Given exercise>
Pick out all lines with the word "icon" from the records that follow.

(Records)

++++++

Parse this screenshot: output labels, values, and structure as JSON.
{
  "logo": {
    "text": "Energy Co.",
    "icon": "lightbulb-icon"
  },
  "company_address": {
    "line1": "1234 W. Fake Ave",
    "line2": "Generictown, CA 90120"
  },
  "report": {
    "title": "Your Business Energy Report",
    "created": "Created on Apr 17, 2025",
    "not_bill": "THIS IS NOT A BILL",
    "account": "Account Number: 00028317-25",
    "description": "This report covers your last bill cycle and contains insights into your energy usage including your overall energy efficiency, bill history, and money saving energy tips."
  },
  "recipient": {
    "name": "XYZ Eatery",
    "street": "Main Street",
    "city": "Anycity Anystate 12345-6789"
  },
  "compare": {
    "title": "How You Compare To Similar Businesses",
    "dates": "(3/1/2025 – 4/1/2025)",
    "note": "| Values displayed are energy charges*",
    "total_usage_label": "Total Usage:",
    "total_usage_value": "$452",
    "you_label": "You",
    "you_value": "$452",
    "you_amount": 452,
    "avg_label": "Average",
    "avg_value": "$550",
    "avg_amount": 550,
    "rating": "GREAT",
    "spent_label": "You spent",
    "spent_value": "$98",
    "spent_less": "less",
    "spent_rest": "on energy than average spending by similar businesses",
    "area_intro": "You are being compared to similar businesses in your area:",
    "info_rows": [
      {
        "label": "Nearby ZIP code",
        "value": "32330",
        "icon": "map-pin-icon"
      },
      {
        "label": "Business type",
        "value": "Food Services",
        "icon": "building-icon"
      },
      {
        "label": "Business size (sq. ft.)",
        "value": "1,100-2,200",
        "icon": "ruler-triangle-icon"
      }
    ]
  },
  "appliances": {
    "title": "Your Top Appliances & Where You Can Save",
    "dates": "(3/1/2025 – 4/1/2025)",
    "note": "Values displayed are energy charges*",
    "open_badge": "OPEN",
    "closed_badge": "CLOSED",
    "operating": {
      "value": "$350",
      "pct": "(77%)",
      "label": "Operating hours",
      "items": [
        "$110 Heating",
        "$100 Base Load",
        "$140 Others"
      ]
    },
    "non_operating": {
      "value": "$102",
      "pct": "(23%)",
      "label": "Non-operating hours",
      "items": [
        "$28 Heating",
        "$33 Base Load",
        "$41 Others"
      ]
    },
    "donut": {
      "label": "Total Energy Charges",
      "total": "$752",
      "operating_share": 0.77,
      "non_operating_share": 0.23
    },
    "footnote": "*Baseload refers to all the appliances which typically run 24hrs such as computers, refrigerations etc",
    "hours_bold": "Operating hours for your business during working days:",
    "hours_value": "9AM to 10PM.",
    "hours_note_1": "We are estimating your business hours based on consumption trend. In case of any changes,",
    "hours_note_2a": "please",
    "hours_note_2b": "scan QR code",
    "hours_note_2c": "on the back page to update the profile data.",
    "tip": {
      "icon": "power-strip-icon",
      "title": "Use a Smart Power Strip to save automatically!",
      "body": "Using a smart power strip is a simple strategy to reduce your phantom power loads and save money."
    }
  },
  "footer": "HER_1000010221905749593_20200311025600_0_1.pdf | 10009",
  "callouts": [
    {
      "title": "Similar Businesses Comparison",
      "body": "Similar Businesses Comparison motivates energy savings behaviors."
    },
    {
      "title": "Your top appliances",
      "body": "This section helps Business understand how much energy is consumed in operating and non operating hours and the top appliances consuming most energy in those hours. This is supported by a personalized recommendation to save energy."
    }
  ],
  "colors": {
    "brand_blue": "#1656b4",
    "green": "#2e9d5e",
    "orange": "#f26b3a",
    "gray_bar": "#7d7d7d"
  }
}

++++++

Solution for this exercise>
    "icon": "lightbulb-icon"
        "icon": "map-pin-icon"
        "icon": "building-icon"
        "icon": "ruler-triangle-icon"
      "icon": "power-strip-icon",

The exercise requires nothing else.